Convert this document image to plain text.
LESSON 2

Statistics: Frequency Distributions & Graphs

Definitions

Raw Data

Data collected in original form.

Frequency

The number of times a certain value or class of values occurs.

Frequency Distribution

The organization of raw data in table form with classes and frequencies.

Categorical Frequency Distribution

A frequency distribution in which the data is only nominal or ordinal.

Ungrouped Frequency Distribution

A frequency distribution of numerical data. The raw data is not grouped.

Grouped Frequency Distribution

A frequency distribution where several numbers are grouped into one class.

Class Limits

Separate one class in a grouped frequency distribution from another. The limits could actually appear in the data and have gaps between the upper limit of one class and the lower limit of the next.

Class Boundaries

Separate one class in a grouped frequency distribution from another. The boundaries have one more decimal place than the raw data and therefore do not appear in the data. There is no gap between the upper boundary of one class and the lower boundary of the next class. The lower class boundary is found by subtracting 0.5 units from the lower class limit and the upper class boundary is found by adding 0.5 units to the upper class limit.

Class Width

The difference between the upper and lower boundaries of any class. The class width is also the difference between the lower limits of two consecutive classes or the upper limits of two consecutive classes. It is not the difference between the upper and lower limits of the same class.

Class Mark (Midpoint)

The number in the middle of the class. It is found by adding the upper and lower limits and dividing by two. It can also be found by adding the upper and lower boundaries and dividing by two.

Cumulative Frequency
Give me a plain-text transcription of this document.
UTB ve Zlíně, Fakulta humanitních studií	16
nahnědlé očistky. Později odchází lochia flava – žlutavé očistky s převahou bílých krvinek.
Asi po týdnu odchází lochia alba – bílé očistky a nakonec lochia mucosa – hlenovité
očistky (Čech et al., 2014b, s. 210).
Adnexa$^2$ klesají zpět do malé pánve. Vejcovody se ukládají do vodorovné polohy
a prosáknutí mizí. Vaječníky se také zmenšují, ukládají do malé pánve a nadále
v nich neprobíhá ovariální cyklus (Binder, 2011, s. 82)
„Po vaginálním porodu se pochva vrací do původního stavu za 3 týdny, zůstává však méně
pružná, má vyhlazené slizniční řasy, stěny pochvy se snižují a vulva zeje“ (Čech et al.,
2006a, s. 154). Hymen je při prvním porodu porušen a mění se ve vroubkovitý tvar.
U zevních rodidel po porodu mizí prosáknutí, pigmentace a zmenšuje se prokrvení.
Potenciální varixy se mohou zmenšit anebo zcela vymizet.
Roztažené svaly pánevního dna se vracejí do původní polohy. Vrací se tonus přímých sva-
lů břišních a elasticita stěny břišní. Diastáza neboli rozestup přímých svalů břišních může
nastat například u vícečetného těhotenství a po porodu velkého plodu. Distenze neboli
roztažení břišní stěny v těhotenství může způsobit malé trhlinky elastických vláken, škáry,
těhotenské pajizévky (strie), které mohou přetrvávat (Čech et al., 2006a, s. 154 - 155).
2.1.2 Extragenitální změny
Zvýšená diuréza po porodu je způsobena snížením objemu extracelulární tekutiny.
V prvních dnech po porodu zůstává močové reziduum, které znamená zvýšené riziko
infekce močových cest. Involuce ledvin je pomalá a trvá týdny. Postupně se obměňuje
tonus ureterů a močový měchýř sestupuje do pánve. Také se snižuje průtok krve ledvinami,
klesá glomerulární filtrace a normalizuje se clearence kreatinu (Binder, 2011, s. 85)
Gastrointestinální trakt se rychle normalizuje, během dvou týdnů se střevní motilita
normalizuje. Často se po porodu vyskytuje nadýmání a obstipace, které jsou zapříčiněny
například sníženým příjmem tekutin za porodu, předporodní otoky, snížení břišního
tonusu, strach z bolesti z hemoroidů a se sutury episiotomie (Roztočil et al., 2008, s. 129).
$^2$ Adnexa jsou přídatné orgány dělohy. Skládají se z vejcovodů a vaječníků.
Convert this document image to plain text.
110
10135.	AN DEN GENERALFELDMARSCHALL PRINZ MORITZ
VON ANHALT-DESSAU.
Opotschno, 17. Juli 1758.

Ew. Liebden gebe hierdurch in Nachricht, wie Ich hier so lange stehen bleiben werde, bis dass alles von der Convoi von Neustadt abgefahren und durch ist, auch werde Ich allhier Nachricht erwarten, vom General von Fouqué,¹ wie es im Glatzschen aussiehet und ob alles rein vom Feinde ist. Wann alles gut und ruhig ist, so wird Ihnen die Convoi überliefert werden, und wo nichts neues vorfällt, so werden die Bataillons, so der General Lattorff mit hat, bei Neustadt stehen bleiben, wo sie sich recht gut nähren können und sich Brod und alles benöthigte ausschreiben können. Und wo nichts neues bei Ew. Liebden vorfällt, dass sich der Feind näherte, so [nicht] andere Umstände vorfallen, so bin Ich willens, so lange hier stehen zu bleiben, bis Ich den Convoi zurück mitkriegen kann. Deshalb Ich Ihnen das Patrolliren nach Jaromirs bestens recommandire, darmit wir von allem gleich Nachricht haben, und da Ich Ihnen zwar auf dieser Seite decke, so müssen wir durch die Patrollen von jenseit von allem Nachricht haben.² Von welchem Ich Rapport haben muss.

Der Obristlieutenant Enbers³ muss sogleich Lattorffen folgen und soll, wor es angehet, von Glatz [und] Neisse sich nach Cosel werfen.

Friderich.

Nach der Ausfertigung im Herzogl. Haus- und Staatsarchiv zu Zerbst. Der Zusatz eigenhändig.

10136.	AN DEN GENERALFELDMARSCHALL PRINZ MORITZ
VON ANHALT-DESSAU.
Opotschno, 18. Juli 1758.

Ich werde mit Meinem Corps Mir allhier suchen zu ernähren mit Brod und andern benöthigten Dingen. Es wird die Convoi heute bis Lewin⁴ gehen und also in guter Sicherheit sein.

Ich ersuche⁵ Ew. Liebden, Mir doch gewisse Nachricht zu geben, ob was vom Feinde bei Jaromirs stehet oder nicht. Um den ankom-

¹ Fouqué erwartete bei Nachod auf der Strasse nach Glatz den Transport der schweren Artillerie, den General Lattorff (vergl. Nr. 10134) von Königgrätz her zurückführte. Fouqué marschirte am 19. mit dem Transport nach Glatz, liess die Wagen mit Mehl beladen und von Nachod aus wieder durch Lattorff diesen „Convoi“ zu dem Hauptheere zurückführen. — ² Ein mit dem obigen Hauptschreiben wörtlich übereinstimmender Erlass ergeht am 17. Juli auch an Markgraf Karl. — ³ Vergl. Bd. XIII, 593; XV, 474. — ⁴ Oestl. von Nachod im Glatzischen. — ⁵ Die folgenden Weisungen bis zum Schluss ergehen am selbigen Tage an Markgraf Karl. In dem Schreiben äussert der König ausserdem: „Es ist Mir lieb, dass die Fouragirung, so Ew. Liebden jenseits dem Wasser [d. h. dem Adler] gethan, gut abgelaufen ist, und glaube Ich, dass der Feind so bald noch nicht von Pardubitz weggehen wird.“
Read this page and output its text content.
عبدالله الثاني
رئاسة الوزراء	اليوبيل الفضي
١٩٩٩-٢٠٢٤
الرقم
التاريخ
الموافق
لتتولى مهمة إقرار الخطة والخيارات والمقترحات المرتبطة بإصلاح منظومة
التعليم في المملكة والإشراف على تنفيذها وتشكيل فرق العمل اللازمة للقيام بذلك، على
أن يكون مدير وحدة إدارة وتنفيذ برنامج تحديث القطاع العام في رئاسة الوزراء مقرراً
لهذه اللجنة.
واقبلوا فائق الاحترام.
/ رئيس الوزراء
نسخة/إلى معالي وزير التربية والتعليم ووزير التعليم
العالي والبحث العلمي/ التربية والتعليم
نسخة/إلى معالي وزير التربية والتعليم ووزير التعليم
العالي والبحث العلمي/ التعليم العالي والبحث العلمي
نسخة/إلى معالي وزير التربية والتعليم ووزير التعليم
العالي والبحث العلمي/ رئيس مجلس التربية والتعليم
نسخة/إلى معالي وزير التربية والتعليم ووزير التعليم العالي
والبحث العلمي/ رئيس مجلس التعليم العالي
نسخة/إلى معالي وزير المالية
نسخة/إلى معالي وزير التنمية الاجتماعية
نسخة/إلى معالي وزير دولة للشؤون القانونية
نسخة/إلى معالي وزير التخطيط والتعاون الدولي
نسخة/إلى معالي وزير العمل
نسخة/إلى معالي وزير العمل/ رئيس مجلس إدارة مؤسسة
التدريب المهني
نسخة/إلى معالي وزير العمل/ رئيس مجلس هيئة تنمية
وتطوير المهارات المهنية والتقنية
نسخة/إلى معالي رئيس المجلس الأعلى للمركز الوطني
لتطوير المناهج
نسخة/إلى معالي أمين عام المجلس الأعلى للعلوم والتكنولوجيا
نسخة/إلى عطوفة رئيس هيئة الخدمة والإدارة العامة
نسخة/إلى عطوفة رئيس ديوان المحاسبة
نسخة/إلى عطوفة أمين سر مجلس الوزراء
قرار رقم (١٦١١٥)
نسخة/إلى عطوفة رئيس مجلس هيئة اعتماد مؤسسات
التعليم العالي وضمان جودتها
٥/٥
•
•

+ + +

[What you are asked to do] Copy each line of the records that contains the word "also".

[Output of the task]
The difference between the upper and lower boundaries of any class. The class width is also the difference between the lower limits of two consecutive classes or the upper limits of two consecutive classes. It is not the difference between the upper and lower limits of the same class.
The number in the middle of the class. It is found by adding the upper and lower limits and dividing by two. It can also be found by adding the upper and lower boundaries and dividing by two.
Ich werde mit Meinem Corps Mir allhier suchen zu ernähren mit Brod und andern benöthigten Dingen. Es wird die Convoi heute bis Lewin⁴ gehen und also in guter Sicherheit sein.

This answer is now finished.